**Exercise directions:** Gather all lines in the entries below that include the word "time".

(Dataset rows about figures)
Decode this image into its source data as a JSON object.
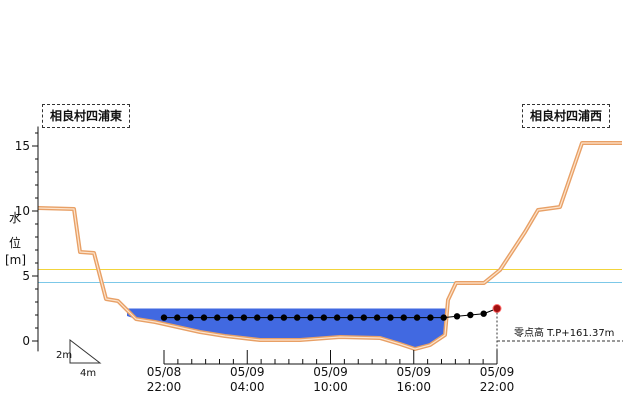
{
  "bank_left_label": "相良村四浦東",
  "bank_right_label": "相良村四浦西",
  "zero_point_label": "零点高 T.P+161.37m",
  "scale_legend": {
    "vertical": "2m",
    "horizontal": "4m"
  },
  "colors": {
    "bank": "#e8a066",
    "water": "#4169e1",
    "level_line": "#000000",
    "current_marker": "#a01010",
    "threshold_yellow": "#f2d43c",
    "threshold_cyan": "#7cc8e8"
  },
  "chart_data": {
    "type": "line",
    "ylabel": "水位[m]",
    "ylim": [
      -0.8,
      16.5
    ],
    "yticks": [
      0,
      5,
      10,
      15
    ],
    "threshold_lines": [
      5.5,
      4.5
    ],
    "x_tick_labels": [
      {
        "date": "05/08",
        "time": "22:00"
      },
      {
        "date": "05/09",
        "time": "04:00"
      },
      {
        "date": "05/09",
        "time": "10:00"
      },
      {
        "date": "05/09",
        "time": "16:00"
      },
      {
        "date": "05/09",
        "time": "22:00"
      }
    ],
    "current_water_level": 2.5,
    "water_level_series": [
      1.8,
      1.8,
      1.8,
      1.8,
      1.8,
      1.8,
      1.8,
      1.8,
      1.8,
      1.8,
      1.8,
      1.8,
      1.8,
      1.8,
      1.8,
      1.8,
      1.8,
      1.8,
      1.8,
      1.8,
      1.8,
      1.8,
      1.9,
      2.0,
      2.1,
      2.5
    ]
  }
}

**Response:**
        "time": "22:00"
        "time": "04:00"
        "time": "10:00"
        "time": "16:00"
        "time": "22:00"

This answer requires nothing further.